WHAT YOU HAVE TO DO:
The records below must be duplicated exactly, character for character.

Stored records
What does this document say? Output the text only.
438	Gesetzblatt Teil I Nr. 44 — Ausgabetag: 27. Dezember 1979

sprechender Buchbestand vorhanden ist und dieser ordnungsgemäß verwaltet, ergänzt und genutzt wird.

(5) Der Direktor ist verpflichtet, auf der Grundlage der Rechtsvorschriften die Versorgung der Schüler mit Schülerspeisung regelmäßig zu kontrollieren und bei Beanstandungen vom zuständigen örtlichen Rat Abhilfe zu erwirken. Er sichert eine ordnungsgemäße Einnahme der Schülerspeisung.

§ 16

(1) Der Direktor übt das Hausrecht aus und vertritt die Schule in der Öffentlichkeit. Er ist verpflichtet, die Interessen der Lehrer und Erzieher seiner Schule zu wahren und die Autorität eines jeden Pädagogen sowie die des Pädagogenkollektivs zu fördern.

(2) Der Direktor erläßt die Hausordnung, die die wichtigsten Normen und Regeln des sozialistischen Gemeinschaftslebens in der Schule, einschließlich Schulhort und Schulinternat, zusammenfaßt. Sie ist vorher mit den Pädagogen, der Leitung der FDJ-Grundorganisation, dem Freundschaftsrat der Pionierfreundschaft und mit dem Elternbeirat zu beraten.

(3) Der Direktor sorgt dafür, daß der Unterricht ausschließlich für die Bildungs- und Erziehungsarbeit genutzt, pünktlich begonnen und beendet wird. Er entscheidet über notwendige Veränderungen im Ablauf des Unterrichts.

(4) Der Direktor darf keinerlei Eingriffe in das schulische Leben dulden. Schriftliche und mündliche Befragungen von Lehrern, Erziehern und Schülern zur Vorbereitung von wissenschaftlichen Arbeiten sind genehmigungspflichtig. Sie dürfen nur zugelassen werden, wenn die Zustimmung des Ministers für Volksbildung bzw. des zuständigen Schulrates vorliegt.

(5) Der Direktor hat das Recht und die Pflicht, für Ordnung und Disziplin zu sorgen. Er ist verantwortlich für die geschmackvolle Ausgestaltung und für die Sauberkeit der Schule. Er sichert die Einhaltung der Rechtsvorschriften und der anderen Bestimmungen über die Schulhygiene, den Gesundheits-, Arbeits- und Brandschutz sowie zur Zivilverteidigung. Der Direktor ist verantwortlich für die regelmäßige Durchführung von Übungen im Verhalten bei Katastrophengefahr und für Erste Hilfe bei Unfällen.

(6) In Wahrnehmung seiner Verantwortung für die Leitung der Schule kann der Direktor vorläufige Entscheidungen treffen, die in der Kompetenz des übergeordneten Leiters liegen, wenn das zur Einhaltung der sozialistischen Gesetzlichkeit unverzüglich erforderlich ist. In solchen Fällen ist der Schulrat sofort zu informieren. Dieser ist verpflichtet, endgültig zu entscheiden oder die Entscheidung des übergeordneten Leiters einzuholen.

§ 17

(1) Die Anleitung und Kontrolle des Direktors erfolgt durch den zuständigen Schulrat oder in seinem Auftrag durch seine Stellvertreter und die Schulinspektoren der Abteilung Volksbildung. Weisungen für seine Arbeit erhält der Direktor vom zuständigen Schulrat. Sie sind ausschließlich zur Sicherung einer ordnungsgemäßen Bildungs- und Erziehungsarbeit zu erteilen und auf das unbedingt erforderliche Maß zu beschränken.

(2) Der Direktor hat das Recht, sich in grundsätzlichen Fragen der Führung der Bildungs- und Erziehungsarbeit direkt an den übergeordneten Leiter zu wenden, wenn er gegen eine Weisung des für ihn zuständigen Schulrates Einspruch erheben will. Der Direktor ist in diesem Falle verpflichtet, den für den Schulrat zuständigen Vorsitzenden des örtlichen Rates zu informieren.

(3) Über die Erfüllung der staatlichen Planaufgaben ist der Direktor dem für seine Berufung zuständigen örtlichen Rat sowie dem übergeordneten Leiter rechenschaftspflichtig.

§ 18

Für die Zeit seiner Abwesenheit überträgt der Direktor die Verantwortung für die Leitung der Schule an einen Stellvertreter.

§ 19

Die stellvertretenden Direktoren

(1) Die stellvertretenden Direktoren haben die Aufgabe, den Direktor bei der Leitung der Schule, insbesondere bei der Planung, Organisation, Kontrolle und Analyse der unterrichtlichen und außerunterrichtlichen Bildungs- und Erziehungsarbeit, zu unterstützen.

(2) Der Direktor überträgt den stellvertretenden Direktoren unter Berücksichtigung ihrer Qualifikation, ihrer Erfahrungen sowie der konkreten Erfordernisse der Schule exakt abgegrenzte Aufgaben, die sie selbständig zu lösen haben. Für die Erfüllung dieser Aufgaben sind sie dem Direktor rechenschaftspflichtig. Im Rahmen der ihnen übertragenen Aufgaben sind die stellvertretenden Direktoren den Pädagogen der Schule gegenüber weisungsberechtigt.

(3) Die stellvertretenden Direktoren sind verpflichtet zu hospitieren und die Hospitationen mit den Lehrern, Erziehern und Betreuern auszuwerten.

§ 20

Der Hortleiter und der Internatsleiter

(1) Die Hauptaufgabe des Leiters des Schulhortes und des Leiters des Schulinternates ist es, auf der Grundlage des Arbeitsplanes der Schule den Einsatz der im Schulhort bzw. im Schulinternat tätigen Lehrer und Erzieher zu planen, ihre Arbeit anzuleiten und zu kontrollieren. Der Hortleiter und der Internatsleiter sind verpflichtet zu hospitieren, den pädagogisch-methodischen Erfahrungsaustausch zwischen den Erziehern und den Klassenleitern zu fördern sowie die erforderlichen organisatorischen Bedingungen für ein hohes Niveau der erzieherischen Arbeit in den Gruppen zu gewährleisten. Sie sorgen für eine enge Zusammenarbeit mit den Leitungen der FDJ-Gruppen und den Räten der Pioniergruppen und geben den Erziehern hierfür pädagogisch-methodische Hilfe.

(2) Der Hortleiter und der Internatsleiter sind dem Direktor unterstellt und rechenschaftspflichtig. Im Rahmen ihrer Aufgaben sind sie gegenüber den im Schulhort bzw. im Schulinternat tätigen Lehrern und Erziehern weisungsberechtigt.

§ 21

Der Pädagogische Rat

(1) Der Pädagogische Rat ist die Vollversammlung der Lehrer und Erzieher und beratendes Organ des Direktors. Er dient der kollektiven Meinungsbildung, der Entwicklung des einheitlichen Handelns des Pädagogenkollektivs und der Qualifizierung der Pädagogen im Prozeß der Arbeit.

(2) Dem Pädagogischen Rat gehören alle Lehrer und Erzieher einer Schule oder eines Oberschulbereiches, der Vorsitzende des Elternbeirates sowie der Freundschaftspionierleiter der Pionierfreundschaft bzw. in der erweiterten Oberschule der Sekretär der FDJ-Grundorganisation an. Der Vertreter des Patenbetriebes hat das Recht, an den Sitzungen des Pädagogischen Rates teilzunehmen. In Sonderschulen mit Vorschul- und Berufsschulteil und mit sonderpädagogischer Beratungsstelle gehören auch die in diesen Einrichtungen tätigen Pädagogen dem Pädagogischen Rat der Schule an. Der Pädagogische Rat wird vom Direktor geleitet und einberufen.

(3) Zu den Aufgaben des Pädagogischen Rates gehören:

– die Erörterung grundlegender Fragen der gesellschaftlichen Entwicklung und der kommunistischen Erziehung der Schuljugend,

SOLVED EXERCISE:
What does this document say? Output the text only.
438	Gesetzblatt Teil I Nr. 44 — Ausgabetag: 27. Dezember 1979

sprechender Buchbestand vorhanden ist und dieser ordnungsgemäß verwaltet, ergänzt und genutzt wird.

(5) Der Direktor ist verpflichtet, auf der Grundlage der Rechtsvorschriften die Versorgung der Schüler mit Schülerspeisung regelmäßig zu kontrollieren und bei Beanstandungen vom zuständigen örtlichen Rat Abhilfe zu erwirken. Er sichert eine ordnungsgemäße Einnahme der Schülerspeisung.

§ 16

(1) Der Direktor übt das Hausrecht aus und vertritt die Schule in der Öffentlichkeit. Er ist verpflichtet, die Interessen der Lehrer und Erzieher seiner Schule zu wahren und die Autorität eines jeden Pädagogen sowie die des Pädagogenkollektivs zu fördern.

(2) Der Direktor erläßt die Hausordnung, die die wichtigsten Normen und Regeln des sozialistischen Gemeinschaftslebens in der Schule, einschließlich Schulhort und Schulinternat, zusammenfaßt. Sie ist vorher mit den Pädagogen, der Leitung der FDJ-Grundorganisation, dem Freundschaftsrat der Pionierfreundschaft und mit dem Elternbeirat zu beraten.

(3) Der Direktor sorgt dafür, daß der Unterricht ausschließlich für die Bildungs- und Erziehungsarbeit genutzt, pünktlich begonnen und beendet wird. Er entscheidet über notwendige Veränderungen im Ablauf des Unterrichts.

(4) Der Direktor darf keinerlei Eingriffe in das schulische Leben dulden. Schriftliche und mündliche Befragungen von Lehrern, Erziehern und Schülern zur Vorbereitung von wissenschaftlichen Arbeiten sind genehmigungspflichtig. Sie dürfen nur zugelassen werden, wenn die Zustimmung des Ministers für Volksbildung bzw. des zuständigen Schulrates vorliegt.

(5) Der Direktor hat das Recht und die Pflicht, für Ordnung und Disziplin zu sorgen. Er ist verantwortlich für die geschmackvolle Ausgestaltung und für die Sauberkeit der Schule. Er sichert die Einhaltung der Rechtsvorschriften und der anderen Bestimmungen über die Schulhygiene, den Gesundheits-, Arbeits- und Brandschutz sowie zur Zivilverteidigung. Der Direktor ist verantwortlich für die regelmäßige Durchführung von Übungen im Verhalten bei Katastrophengefahr und für Erste Hilfe bei Unfällen.

(6) In Wahrnehmung seiner Verantwortung für die Leitung der Schule kann der Direktor vorläufige Entscheidungen treffen, die in der Kompetenz des übergeordneten Leiters liegen, wenn das zur Einhaltung der sozialistischen Gesetzlichkeit unverzüglich erforderlich ist. In solchen Fällen ist der Schulrat sofort zu informieren. Dieser ist verpflichtet, endgültig zu entscheiden oder die Entscheidung des übergeordneten Leiters einzuholen.

§ 17

(1) Die Anleitung und Kontrolle des Direktors erfolgt durch den zuständigen Schulrat oder in seinem Auftrag durch seine Stellvertreter und die Schulinspektoren der Abteilung Volksbildung. Weisungen für seine Arbeit erhält der Direktor vom zuständigen Schulrat. Sie sind ausschließlich zur Sicherung einer ordnungsgemäßen Bildungs- und Erziehungsarbeit zu erteilen und auf das unbedingt erforderliche Maß zu beschränken.

(2) Der Direktor hat das Recht, sich in grundsätzlichen Fragen der Führung der Bildungs- und Erziehungsarbeit direkt an den übergeordneten Leiter zu wenden, wenn er gegen eine Weisung des für ihn zuständigen Schulrates Einspruch erheben will. Der Direktor ist in diesem Falle verpflichtet, den für den Schulrat zuständigen Vorsitzenden des örtlichen Rates zu informieren.

(3) Über die Erfüllung der staatlichen Planaufgaben ist der Direktor dem für seine Berufung zuständigen örtlichen Rat sowie dem übergeordneten Leiter rechenschaftspflichtig.

§ 18

Für die Zeit seiner Abwesenheit überträgt der Direktor die Verantwortung für die Leitung der Schule an einen Stellvertreter.

§ 19

Die stellvertretenden Direktoren

(1) Die stellvertretenden Direktoren haben die Aufgabe, den Direktor bei der Leitung der Schule, insbesondere bei der Planung, Organisation, Kontrolle und Analyse der unterrichtlichen und außerunterrichtlichen Bildungs- und Erziehungsarbeit, zu unterstützen.

(2) Der Direktor überträgt den stellvertretenden Direktoren unter Berücksichtigung ihrer Qualifikation, ihrer Erfahrungen sowie der konkreten Erfordernisse der Schule exakt abgegrenzte Aufgaben, die sie selbständig zu lösen haben. Für die Erfüllung dieser Aufgaben sind sie dem Direktor rechenschaftspflichtig. Im Rahmen der ihnen übertragenen Aufgaben sind die stellvertretenden Direktoren den Pädagogen der Schule gegenüber weisungsberechtigt.

(3) Die stellvertretenden Direktoren sind verpflichtet zu hospitieren und die Hospitationen mit den Lehrern, Erziehern und Betreuern auszuwerten.

§ 20

Der Hortleiter und der Internatsleiter

(1) Die Hauptaufgabe des Leiters des Schulhortes und des Leiters des Schulinternates ist es, auf der Grundlage des Arbeitsplanes der Schule den Einsatz der im Schulhort bzw. im Schulinternat tätigen Lehrer und Erzieher zu planen, ihre Arbeit anzuleiten und zu kontrollieren. Der Hortleiter und der Internatsleiter sind verpflichtet zu hospitieren, den pädagogisch-methodischen Erfahrungsaustausch zwischen den Erziehern und den Klassenleitern zu fördern sowie die erforderlichen organisatorischen Bedingungen für ein hohes Niveau der erzieherischen Arbeit in den Gruppen zu gewährleisten. Sie sorgen für eine enge Zusammenarbeit mit den Leitungen der FDJ-Gruppen und den Räten der Pioniergruppen und geben den Erziehern hierfür pädagogisch-methodische Hilfe.

(2) Der Hortleiter und der Internatsleiter sind dem Direktor unterstellt und rechenschaftspflichtig. Im Rahmen ihrer Aufgaben sind sie gegenüber den im Schulhort bzw. im Schulinternat tätigen Lehrern und Erziehern weisungsberechtigt.

§ 21

Der Pädagogische Rat

(1) Der Pädagogische Rat ist die Vollversammlung der Lehrer und Erzieher und beratendes Organ des Direktors. Er dient der kollektiven Meinungsbildung, der Entwicklung des einheitlichen Handelns des Pädagogenkollektivs und der Qualifizierung der Pädagogen im Prozeß der Arbeit.

(2) Dem Pädagogischen Rat gehören alle Lehrer und Erzieher einer Schule oder eines Oberschulbereiches, der Vorsitzende des Elternbeirates sowie der Freundschaftspionierleiter der Pionierfreundschaft bzw. in der erweiterten Oberschule der Sekretär der FDJ-Grundorganisation an. Der Vertreter des Patenbetriebes hat das Recht, an den Sitzungen des Pädagogischen Rates teilzunehmen. In Sonderschulen mit Vorschul- und Berufsschulteil und mit sonderpädagogischer Beratungsstelle gehören auch die in diesen Einrichtungen tätigen Pädagogen dem Pädagogischen Rat der Schule an. Der Pädagogische Rat wird vom Direktor geleitet und einberufen.

(3) Zu den Aufgaben des Pädagogischen Rates gehören:

– die Erörterung grundlegender Fragen der gesellschaftlichen Entwicklung und der kommunistischen Erziehung der Schuljugend,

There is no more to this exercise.